_Exercise requirements:_ Here are some entries; quote each one exactly.

_Data provided:_
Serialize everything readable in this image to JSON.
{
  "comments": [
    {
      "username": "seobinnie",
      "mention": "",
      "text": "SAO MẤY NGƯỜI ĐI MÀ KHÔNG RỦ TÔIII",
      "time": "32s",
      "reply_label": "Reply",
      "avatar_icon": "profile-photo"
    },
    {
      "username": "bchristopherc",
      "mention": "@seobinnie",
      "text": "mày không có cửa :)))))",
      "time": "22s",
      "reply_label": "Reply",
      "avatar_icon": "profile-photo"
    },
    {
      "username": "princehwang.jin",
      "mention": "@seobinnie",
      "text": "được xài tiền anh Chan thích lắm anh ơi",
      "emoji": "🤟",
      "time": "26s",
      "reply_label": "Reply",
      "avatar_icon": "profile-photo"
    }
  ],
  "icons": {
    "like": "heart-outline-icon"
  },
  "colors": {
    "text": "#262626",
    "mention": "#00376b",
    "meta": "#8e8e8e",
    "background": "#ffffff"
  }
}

_Exercise response:_
Serialize everything readable in this image to JSON.
{
  "comments": [
    {
      "username": "seobinnie",
      "mention": "",
      "text": "SAO MẤY NGƯỜI ĐI MÀ KHÔNG RỦ TÔIII",
      "time": "32s",
      "reply_label": "Reply",
      "avatar_icon": "profile-photo"
    },
    {
      "username": "bchristopherc",
      "mention": "@seobinnie",
      "text": "mày không có cửa :)))))",
      "time": "22s",
      "reply_label": "Reply",
      "avatar_icon": "profile-photo"
    },
    {
      "username": "princehwang.jin",
      "mention": "@seobinnie",
      "text": "được xài tiền anh Chan thích lắm anh ơi",
      "emoji": "🤟",
      "time": "26s",
      "reply_label": "Reply",
      "avatar_icon": "profile-photo"
    }
  ],
  "icons": {
    "like": "heart-outline-icon"
  },
  "colors": {
    "text": "#262626",
    "mention": "#00376b",
    "meta": "#8e8e8e",
    "background": "#ffffff"
  }
}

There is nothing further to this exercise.